(Records excerpted from a collection)

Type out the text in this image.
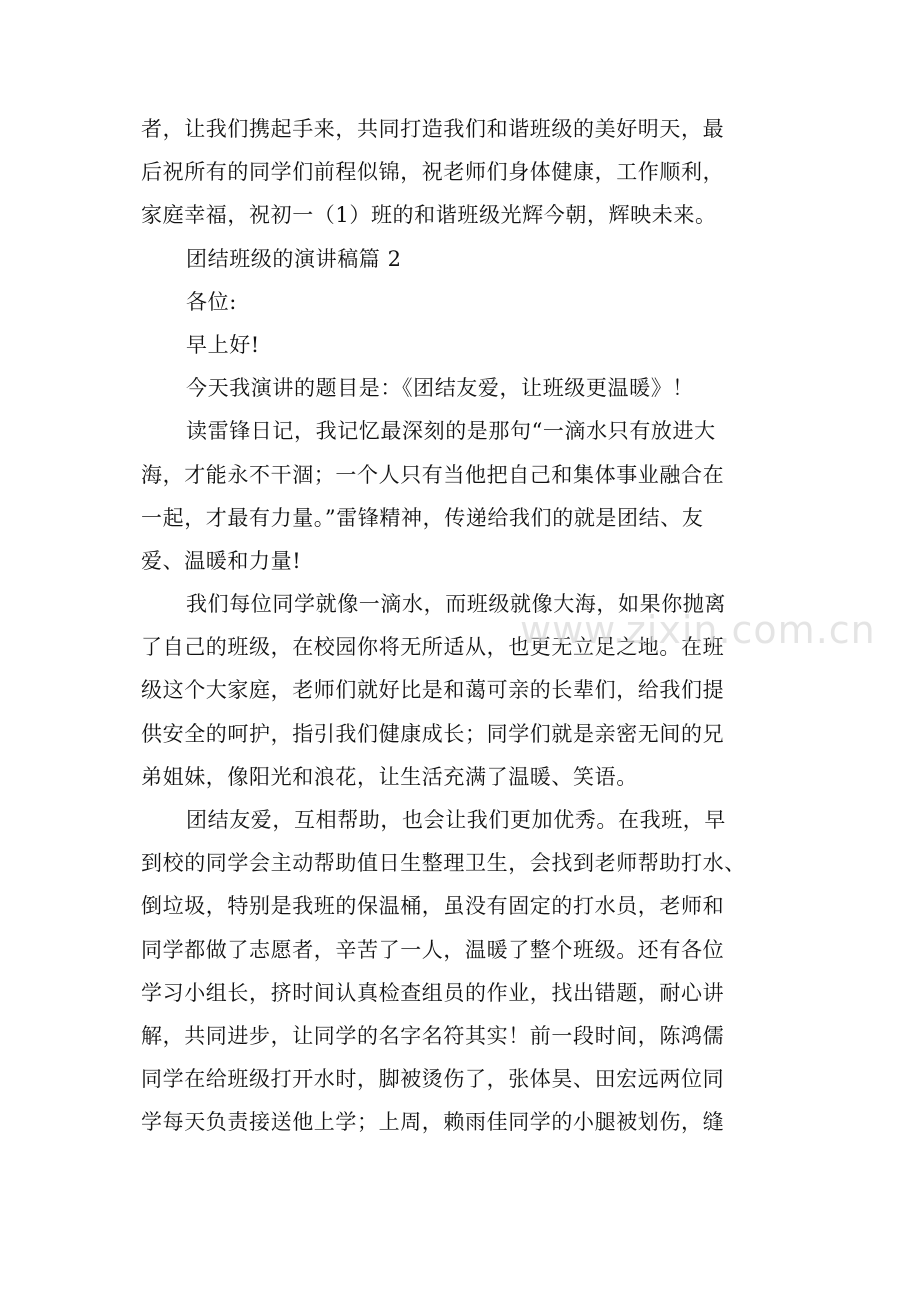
者，让我们携起手来，共同打造我们和谐班级的美好明天，最
后祝所有的同学们前程似锦，祝老师们身体健康，工作顺利，
家庭幸福，祝初一（1）班的和谐班级光辉今朝，辉映未来。
团结班级的演讲稿篇 2
各位:
早上好!
今天我演讲的题目是：《团结友爱，让班级更温暖》！
读雷锋日记，我记忆最深刻的是那句“一滴水只有放进大
海，才能永不干涸；一个人只有当他把自己和集体事业融合在
一起，才最有力量。”雷锋精神，传递给我们的就是团结、友
爱、温暖和力量!
我们每位同学就像一滴水，而班级就像大海，如果你抛离
了自己的班级，在校园你将无所适从，也更无立足之地。在班
级这个大家庭，老师们就好比是和蔼可亲的长辈们，给我们提
供安全的呵护，指引我们健康成长；同学们就是亲密无间的兄
弟姐妹，像阳光和浪花，让生活充满了温暖、笑语。
团结友爱，互相帮助，也会让我们更加优秀。在我班，早
到校的同学会主动帮助值日生整理卫生，会找到老师帮助打水、
倒垃圾，特别是我班的保温桶，虽没有固定的打水员，老师和
同学都做了志愿者，辛苦了一人，温暖了整个班级。还有各位
学习小组长，挤时间认真检查组员的作业，找出错题，耐心讲
解，共同进步，让同学的名字名符其实！前一段时间，陈鸿儒
同学在给班级打开水时，脚被烫伤了，张体昊、田宏远两位同
学每天负责接送他上学；上周，赖雨佳同学的小腿被划伤，缝
www.zixin.com.cn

Task to carry out: Repeat the material exactly as it reads, without any of its pictures.

Exercise solution:
Type out the text in this image.
者，让我们携起手来，共同打造我们和谐班级的美好明天，最
后祝所有的同学们前程似锦，祝老师们身体健康，工作顺利，
家庭幸福，祝初一（1）班的和谐班级光辉今朝，辉映未来。
团结班级的演讲稿篇 2
各位:
早上好!
今天我演讲的题目是：《团结友爱，让班级更温暖》！
读雷锋日记，我记忆最深刻的是那句“一滴水只有放进大
海，才能永不干涸；一个人只有当他把自己和集体事业融合在
一起，才最有力量。”雷锋精神，传递给我们的就是团结、友
爱、温暖和力量!
我们每位同学就像一滴水，而班级就像大海，如果你抛离
了自己的班级，在校园你将无所适从，也更无立足之地。在班
级这个大家庭，老师们就好比是和蔼可亲的长辈们，给我们提
供安全的呵护，指引我们健康成长；同学们就是亲密无间的兄
弟姐妹，像阳光和浪花，让生活充满了温暖、笑语。
团结友爱，互相帮助，也会让我们更加优秀。在我班，早
到校的同学会主动帮助值日生整理卫生，会找到老师帮助打水、
倒垃圾，特别是我班的保温桶，虽没有固定的打水员，老师和
同学都做了志愿者，辛苦了一人，温暖了整个班级。还有各位
学习小组长，挤时间认真检查组员的作业，找出错题，耐心讲
解，共同进步，让同学的名字名符其实！前一段时间，陈鸿儒
同学在给班级打开水时，脚被烫伤了，张体昊、田宏远两位同
学每天负责接送他上学；上周，赖雨佳同学的小腿被划伤，缝
www.zixin.com.cn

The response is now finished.